▶ REQUIREMENTS: Output all of the entries exactly as written.

Entries taken from a collection
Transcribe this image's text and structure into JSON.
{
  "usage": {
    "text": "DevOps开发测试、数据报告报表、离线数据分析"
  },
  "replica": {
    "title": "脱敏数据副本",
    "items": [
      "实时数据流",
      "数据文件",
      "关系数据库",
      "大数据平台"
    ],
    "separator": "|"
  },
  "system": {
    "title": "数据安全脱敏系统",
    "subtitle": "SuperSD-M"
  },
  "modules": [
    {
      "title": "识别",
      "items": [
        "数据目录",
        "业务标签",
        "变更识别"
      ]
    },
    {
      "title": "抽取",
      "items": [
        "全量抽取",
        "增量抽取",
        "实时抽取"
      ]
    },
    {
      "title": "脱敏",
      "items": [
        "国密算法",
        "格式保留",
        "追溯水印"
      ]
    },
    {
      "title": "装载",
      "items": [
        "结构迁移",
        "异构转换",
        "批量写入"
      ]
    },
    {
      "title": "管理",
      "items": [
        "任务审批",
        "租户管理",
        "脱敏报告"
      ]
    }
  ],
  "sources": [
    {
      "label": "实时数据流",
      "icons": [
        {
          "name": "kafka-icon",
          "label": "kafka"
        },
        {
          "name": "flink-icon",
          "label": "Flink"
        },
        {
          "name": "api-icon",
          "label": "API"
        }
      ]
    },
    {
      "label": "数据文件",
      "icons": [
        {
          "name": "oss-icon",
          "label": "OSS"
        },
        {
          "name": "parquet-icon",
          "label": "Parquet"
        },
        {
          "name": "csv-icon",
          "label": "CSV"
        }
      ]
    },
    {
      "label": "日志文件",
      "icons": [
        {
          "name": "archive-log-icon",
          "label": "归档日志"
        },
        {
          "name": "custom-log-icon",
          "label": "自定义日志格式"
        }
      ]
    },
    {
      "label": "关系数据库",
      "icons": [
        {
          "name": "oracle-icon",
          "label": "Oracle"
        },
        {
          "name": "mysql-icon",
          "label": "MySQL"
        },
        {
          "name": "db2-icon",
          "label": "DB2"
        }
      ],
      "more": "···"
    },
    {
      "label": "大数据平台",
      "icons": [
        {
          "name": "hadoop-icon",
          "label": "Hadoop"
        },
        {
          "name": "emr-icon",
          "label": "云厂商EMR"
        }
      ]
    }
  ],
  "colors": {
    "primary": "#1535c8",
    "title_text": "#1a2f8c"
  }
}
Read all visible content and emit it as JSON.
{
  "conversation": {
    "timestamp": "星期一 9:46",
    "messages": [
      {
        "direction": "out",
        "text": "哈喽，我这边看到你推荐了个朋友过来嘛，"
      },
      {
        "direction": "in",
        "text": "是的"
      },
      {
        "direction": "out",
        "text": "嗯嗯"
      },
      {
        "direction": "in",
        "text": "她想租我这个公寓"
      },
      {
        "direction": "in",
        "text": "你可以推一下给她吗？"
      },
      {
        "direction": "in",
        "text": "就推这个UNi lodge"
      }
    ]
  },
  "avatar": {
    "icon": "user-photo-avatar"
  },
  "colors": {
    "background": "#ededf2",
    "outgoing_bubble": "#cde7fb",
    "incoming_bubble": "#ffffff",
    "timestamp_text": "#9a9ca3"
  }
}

▶ OUTPUT OF THE EXERCISE:
Transcribe this image's text and structure into JSON.
{
  "usage": {
    "text": "DevOps开发测试、数据报告报表、离线数据分析"
  },
  "replica": {
    "title": "脱敏数据副本",
    "items": [
      "实时数据流",
      "数据文件",
      "关系数据库",
      "大数据平台"
    ],
    "separator": "|"
  },
  "system": {
    "title": "数据安全脱敏系统",
    "subtitle": "SuperSD-M"
  },
  "modules": [
    {
      "title": "识别",
      "items": [
        "数据目录",
        "业务标签",
        "变更识别"
      ]
    },
    {
      "title": "抽取",
      "items": [
        "全量抽取",
        "增量抽取",
        "实时抽取"
      ]
    },
    {
      "title": "脱敏",
      "items": [
        "国密算法",
        "格式保留",
        "追溯水印"
      ]
    },
    {
      "title": "装载",
      "items": [
        "结构迁移",
        "异构转换",
        "批量写入"
      ]
    },
    {
      "title": "管理",
      "items": [
        "任务审批",
        "租户管理",
        "脱敏报告"
      ]
    }
  ],
  "sources": [
    {
      "label": "实时数据流",
      "icons": [
        {
          "name": "kafka-icon",
          "label": "kafka"
        },
        {
          "name": "flink-icon",
          "label": "Flink"
        },
        {
          "name": "api-icon",
          "label": "API"
        }
      ]
    },
    {
      "label": "数据文件",
      "icons": [
        {
          "name": "oss-icon",
          "label": "OSS"
        },
        {
          "name": "parquet-icon",
          "label": "Parquet"
        },
        {
          "name": "csv-icon",
          "label": "CSV"
        }
      ]
    },
    {
      "label": "日志文件",
      "icons": [
        {
          "name": "archive-log-icon",
          "label": "归档日志"
        },
        {
          "name": "custom-log-icon",
          "label": "自定义日志格式"
        }
      ]
    },
    {
      "label": "关系数据库",
      "icons": [
        {
          "name": "oracle-icon",
          "label": "Oracle"
        },
        {
          "name": "mysql-icon",
          "label": "MySQL"
        },
        {
          "name": "db2-icon",
          "label": "DB2"
        }
      ],
      "more": "···"
    },
    {
      "label": "大数据平台",
      "icons": [
        {
          "name": "hadoop-icon",
          "label": "Hadoop"
        },
        {
          "name": "emr-icon",
          "label": "云厂商EMR"
        }
      ]
    }
  ],
  "colors": {
    "primary": "#1535c8",
    "title_text": "#1a2f8c"
  }
}
Read all visible content and emit it as JSON.
{
  "conversation": {
    "timestamp": "星期一 9:46",
    "messages": [
      {
        "direction": "out",
        "text": "哈喽，我这边看到你推荐了个朋友过来嘛，"
      },
      {
        "direction": "in",
        "text": "是的"
      },
      {
        "direction": "out",
        "text": "嗯嗯"
      },
      {
        "direction": "in",
        "text": "她想租我这个公寓"
      },
      {
        "direction": "in",
        "text": "你可以推一下给她吗？"
      },
      {
        "direction": "in",
        "text": "就推这个UNi lodge"
      }
    ]
  },
  "avatar": {
    "icon": "user-photo-avatar"
  },
  "colors": {
    "background": "#ededf2",
    "outgoing_bubble": "#cde7fb",
    "incoming_bubble": "#ffffff",
    "timestamp_text": "#9a9ca3"
  }
}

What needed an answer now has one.